Debian / debiman

debiman generates a static manpage HTML repository out of a Debian archive
Apache License 2.0
194 stars 46 forks source link

Explore generating apache RewriteMaps #29

Closed stapelberg closed 7 years ago

stapelberg commented 7 years ago

See https://httpd.apache.org/docs/2.4/rewrite/rewritemap.html for details.

This would result in an entirely static page, enabling us to distribute it across different machines more easily.

stapelberg commented 7 years ago

I have a proof-of-concept. The resulting RewriteMap in textual form is 419MB big, and 650MB in dbm form.

Since apache doesn’t allow integrating with the content negotiation process, we would need to do our own Accept-Language parsing, which could look like this:

    # Replace e.g. pt-BR with pt_BR.
    RequestHeader edit Accept-Language "-" "_" early

    # Only SetEnvIf gets called _before_ RewriteRule.
    SetEnvIf Accept-Language "^(.*)$" ACCLANG=$1
    SetEnvIf Accept-Language "^$" ACCLANG=en

    RewriteEngine on
    RewriteMap all dbm:/srv/man/rwmap-all.dbm

        # chomp off the first language tag for use in the following rules
        RewriteCond "%{env:ACCLANG}" "^([^,;]+)"
        RewriteRule .* - [E=ACCTOK:%1]

        RewriteCond "${all:$1.%{env:ACCTOK}}" "^(.+)$"
        RewriteRule ^(.+)$ /%1 [redirect=307,last]

    # while ACCLANG is non-empty, repeat
    RewriteCond "%{env:ACCLANG}" "^(?:[^,]+),(.+)"
    RewriteRule .* - [E=ACCLANG:%1,N]

    # fallback: maybe the language is already included?
    RewriteCond "${all:$1}" "^(.+)$"
    RewriteRule ^(.+)$ /%1 [redirect=307,last]
stapelberg commented 7 years ago

The (sorted) rewrite map in text format is actually fairly well compressible using rsync -z:

$ rsync -v --no-whole-file -z --stats rwmap-all-sorted.txt ../old/rwmap-all-sorted.txt
rwmap-all-sorted.txt                                                                                     

Number of files: 1 (reg: 1)
Number of created files: 0
Number of deleted files: 0
Number of regular files transferred: 1
Total file size: 440,812,135 bytes
Total transferred file size: 440,812,135 bytes
Literal data: 120,307,171 bytes
Matched data: 320,504,964 bytes
File list size: 0
File list generation time: 0.001 seconds
File list transfer time: 0.000 seconds
Total bytes sent: 13,046,699
Total bytes received: 146,721

sent 13,046,699 bytes  received 146,721 bytes  1,759,122.67 bytes/sec
total size is 440,812,135  speedup is 33.41
rsync -v --no-whole-file -z --stats rwmap-all-sorted.txt   8,01s user 0,28s system 115% cpu 7,192 total
stapelberg commented 7 years ago

Capturing the discussion results on #debian-admin:

Two features cannot be covered by a pure RewriteMap-based solution:

  1. Context-based redirects (see issue #25)
──────────
#### WRITTEN EXERCISE 1
In the thread about generating Apache RewriteMaps for debiman, how large is the proof-of-concept RewriteMap in dbm form?
#### WRITTEN EXERCISE 2
Pick up the thread about generating Apache RewriteMaps for debiman right after its final sentence and keep writing it.

#### GIVEN INFORMATION
──────────
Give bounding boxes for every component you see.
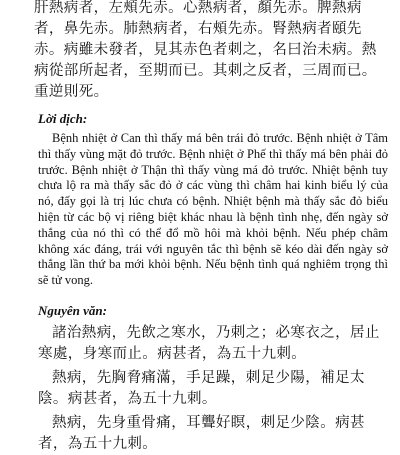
──────────
#### RIGHT ANSWER 1
650MB.

#### RIGHT ANSWER 2
  2. 404 pages with suggestions

As for ①, we could change the mechanism so that /jump requests are prefixed with the current suite, and the rewritemap will contain entries for all known suites, falling back where necessary.

As for ②, we could redirect the user to manpages-$MASTER.debian.org or similar.

stapelberg commented 7 years ago

Out of curiosity, I benchmarked both setups by sending each setup 175370 requests (actual user traffic extracted from the apache access.log):

nginx+auxserver: 69,59s user 31,37s system 517% cpu 19,519 total (9230 queries/s) apache+rewritemap: 110,25s user 24,72s system 240% cpu 56,184 total (3131 queries/s)

Both numbers are more than sufficient for the current load, but it’s nice to see my intuition about the performance characteristics confirmed.

stapelberg commented 7 years ago

Also, the complete (as opposed to proof-of-concept) rewrite map contains 19107257 entries and clocks in at 1.6GB.

stapelberg commented 7 years ago

Latest status update: generating the rewritemap takes <5m on my workstation, but literally hours on hosts where random disk IO is costly.

stapelberg commented 7 years ago

We should try reducing the map size by moving a few simple parts into rewrite rules:

Further, we might be able to split the map into one part per suite, to further reduce its size.

stapelberg commented 7 years ago

The legacy URL schema has been moved out of the map with commit https://github.com/Debian/debiman/commit/cc38aee4d74ce2bc500de2515b973b9affe97a3f

Further, I realized that using DB_BTREE as database format is much more performant than DB_HASH. We now use the following script to convert the index to a dbm RewriteMap:

# convert the index
TMPDIR=$(mktemp -d -p /srv/manpages.debian.org/www rwmap-tmpXXXXXX)
function cleanup {
  rm -rf "$TMPDIR"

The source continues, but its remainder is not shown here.